Part of a data file:

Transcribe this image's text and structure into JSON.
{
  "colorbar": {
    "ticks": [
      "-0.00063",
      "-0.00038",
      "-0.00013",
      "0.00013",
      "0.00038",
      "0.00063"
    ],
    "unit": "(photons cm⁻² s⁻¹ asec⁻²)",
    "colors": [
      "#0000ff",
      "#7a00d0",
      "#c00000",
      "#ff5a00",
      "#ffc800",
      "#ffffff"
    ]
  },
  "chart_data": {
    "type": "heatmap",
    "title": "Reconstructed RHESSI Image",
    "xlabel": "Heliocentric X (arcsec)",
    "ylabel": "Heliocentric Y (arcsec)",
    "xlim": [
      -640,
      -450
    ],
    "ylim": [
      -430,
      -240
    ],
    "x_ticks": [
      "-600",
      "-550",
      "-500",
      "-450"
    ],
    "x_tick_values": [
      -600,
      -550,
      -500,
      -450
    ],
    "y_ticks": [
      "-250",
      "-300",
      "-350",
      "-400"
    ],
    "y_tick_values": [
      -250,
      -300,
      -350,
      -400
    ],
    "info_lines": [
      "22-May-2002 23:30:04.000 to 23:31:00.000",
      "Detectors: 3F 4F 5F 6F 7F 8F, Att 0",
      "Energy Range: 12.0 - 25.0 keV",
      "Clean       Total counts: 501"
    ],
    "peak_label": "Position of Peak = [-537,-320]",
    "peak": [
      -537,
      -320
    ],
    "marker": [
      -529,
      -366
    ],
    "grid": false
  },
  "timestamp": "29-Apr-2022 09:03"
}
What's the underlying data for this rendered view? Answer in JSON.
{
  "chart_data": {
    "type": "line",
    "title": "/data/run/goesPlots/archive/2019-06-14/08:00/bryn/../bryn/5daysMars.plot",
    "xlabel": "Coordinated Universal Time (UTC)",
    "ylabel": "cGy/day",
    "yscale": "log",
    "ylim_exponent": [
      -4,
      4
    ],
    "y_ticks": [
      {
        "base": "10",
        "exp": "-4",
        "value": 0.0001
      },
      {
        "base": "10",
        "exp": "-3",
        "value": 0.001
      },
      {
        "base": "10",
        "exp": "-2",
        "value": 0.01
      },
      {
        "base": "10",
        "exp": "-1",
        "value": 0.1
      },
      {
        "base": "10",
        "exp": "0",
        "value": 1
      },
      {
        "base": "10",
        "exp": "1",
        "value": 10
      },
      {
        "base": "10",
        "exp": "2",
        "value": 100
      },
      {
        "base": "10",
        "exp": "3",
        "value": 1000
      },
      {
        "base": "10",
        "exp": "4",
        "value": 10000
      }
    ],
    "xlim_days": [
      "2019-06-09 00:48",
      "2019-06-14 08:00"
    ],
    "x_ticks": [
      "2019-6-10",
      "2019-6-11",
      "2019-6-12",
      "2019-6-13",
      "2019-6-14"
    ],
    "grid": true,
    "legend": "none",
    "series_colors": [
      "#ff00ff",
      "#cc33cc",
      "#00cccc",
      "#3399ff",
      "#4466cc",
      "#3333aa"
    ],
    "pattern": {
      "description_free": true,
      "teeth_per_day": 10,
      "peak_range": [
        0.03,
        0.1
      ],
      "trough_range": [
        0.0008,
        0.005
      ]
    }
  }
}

> **TASK**
Return the entries above exactly as they appear.

> **TASK RESPONSE**
Transcribe this image's text and structure into JSON.
{
  "colorbar": {
    "ticks": [
      "-0.00063",
      "-0.00038",
      "-0.00013",
      "0.00013",
      "0.00038",
      "0.00063"
    ],
    "unit": "(photons cm⁻² s⁻¹ asec⁻²)",
    "colors": [
      "#0000ff",
      "#7a00d0",
      "#c00000",
      "#ff5a00",
      "#ffc800",
      "#ffffff"
    ]
  },
  "chart_data": {
    "type": "heatmap",
    "title": "Reconstructed RHESSI Image",
    "xlabel": "Heliocentric X (arcsec)",
    "ylabel": "Heliocentric Y (arcsec)",
    "xlim": [
      -640,
      -450
    ],
    "ylim": [
      -430,
      -240
    ],
    "x_ticks": [
      "-600",
      "-550",
      "-500",
      "-450"
    ],
    "x_tick_values": [
      -600,
      -550,
      -500,
      -450
    ],
    "y_ticks": [
      "-250",
      "-300",
      "-350",
      "-400"
    ],
    "y_tick_values": [
      -250,
      -300,
      -350,
      -400
    ],
    "info_lines": [
      "22-May-2002 23:30:04.000 to 23:31:00.000",
      "Detectors: 3F 4F 5F 6F 7F 8F, Att 0",
      "Energy Range: 12.0 - 25.0 keV",
      "Clean       Total counts: 501"
    ],
    "peak_label": "Position of Peak = [-537,-320]",
    "peak": [
      -537,
      -320
    ],
    "marker": [
      -529,
      -366
    ],
    "grid": false
  },
  "timestamp": "29-Apr-2022 09:03"
}
What's the underlying data for this rendered view? Answer in JSON.
{
  "chart_data": {
    "type": "line",
    "title": "/data/run/goesPlots/archive/2019-06-14/08:00/bryn/../bryn/5daysMars.plot",
    "xlabel": "Coordinated Universal Time (UTC)",
    "ylabel": "cGy/day",
    "yscale": "log",
    "ylim_exponent": [
      -4,
      4
    ],
    "y_ticks": [
      {
        "base": "10",
        "exp": "-4",
        "value": 0.0001
      },
      {
        "base": "10",
        "exp": "-3",
        "value": 0.001
      },
      {
        "base": "10",
        "exp": "-2",
        "value": 0.01
      },
      {
        "base": "10",
        "exp": "-1",
        "value": 0.1
      },
      {
        "base": "10",
        "exp": "0",
        "value": 1
      },
      {
        "base": "10",
        "exp": "1",
        "value": 10
      },
      {
        "base": "10",
        "exp": "2",
        "value": 100
      },
      {
        "base": "10",
        "exp": "3",
        "value": 1000
      },
      {
        "base": "10",
        "exp": "4",
        "value": 10000
      }
    ],
    "xlim_days": [
      "2019-06-09 00:48",
      "2019-06-14 08:00"
    ],
    "x_ticks": [
      "2019-6-10",
      "2019-6-11",
      "2019-6-12",
      "2019-6-13",
      "2019-6-14"
    ],
    "grid": true,
    "legend": "none",
    "series_colors": [
      "#ff00ff",
      "#cc33cc",
      "#00cccc",
      "#3399ff",
      "#4466cc",
      "#3333aa"
    ],
    "pattern": {
      "description_free": true,
      "teeth_per_day": 10,
      "peak_range": [
        0.03,
        0.1
      ],
      "trough_range": [
        0.0008,
        0.005
      ]
    }
  }
}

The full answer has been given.